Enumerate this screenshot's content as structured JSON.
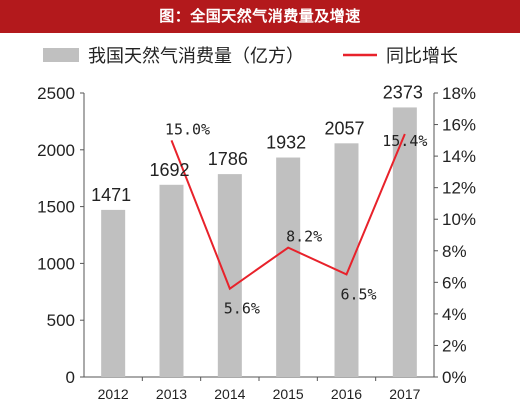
{
  "header": {
    "title": "图：全国天然气消费量及增速"
  },
  "colors": {
    "title_bg": "#b3191c",
    "bar": "#c0c0c0",
    "line": "#e8222b"
  },
  "chart_data": {
    "type": "bar",
    "categories": [
      "2012",
      "2013",
      "2014",
      "2015",
      "2016",
      "2017"
    ],
    "series": [
      {
        "name": "我国天然气消费量（亿方）",
        "type": "bar",
        "axis": "left",
        "values": [
          1471,
          1692,
          1786,
          1932,
          2057,
          2373
        ]
      },
      {
        "name": "同比增长",
        "type": "line",
        "axis": "right",
        "values": [
          null,
          15.0,
          5.6,
          8.2,
          6.5,
          15.4
        ]
      }
    ],
    "value_labels": [
      "1471",
      "1692",
      "1786",
      "1932",
      "2057",
      "2373"
    ],
    "growth_labels": [
      "",
      "15.0%",
      "5.6%",
      "8.2%",
      "6.5%",
      "15.4%"
    ],
    "left_axis": {
      "ylim": [
        0,
        2500
      ],
      "ticks": [
        "0",
        "500",
        "1000",
        "1500",
        "2000",
        "2500"
      ]
    },
    "right_axis": {
      "ylim": [
        0,
        18
      ],
      "ticks": [
        "0%",
        "2%",
        "4%",
        "6%",
        "8%",
        "10%",
        "12%",
        "14%",
        "16%",
        "18%"
      ]
    },
    "legend_position": "top",
    "grid": false
  }
}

▶ _Description of the task_: Make an exact copy of the records shown above, without the pictures.

▶ _Finished task_:
Enumerate this screenshot's content as structured JSON.
{
  "header": {
    "title": "图：全国天然气消费量及增速"
  },
  "colors": {
    "title_bg": "#b3191c",
    "bar": "#c0c0c0",
    "line": "#e8222b"
  },
  "chart_data": {
    "type": "bar",
    "categories": [
      "2012",
      "2013",
      "2014",
      "2015",
      "2016",
      "2017"
    ],
    "series": [
      {
        "name": "我国天然气消费量（亿方）",
        "type": "bar",
        "axis": "left",
        "values": [
          1471,
          1692,
          1786,
          1932,
          2057,
          2373
        ]
      },
      {
        "name": "同比增长",
        "type": "line",
        "axis": "right",
        "values": [
          null,
          15.0,
          5.6,
          8.2,
          6.5,
          15.4
        ]
      }
    ],
    "value_labels": [
      "1471",
      "1692",
      "1786",
      "1932",
      "2057",
      "2373"
    ],
    "growth_labels": [
      "",
      "15.0%",
      "5.6%",
      "8.2%",
      "6.5%",
      "15.4%"
    ],
    "left_axis": {
      "ylim": [
        0,
        2500
      ],
      "ticks": [
        "0",
        "500",
        "1000",
        "1500",
        "2000",
        "2500"
      ]
    },
    "right_axis": {
      "ylim": [
        0,
        18
      ],
      "ticks": [
        "0%",
        "2%",
        "4%",
        "6%",
        "8%",
        "10%",
        "12%",
        "14%",
        "16%",
        "18%"
      ]
    },
    "legend_position": "top",
    "grid": false
  }
}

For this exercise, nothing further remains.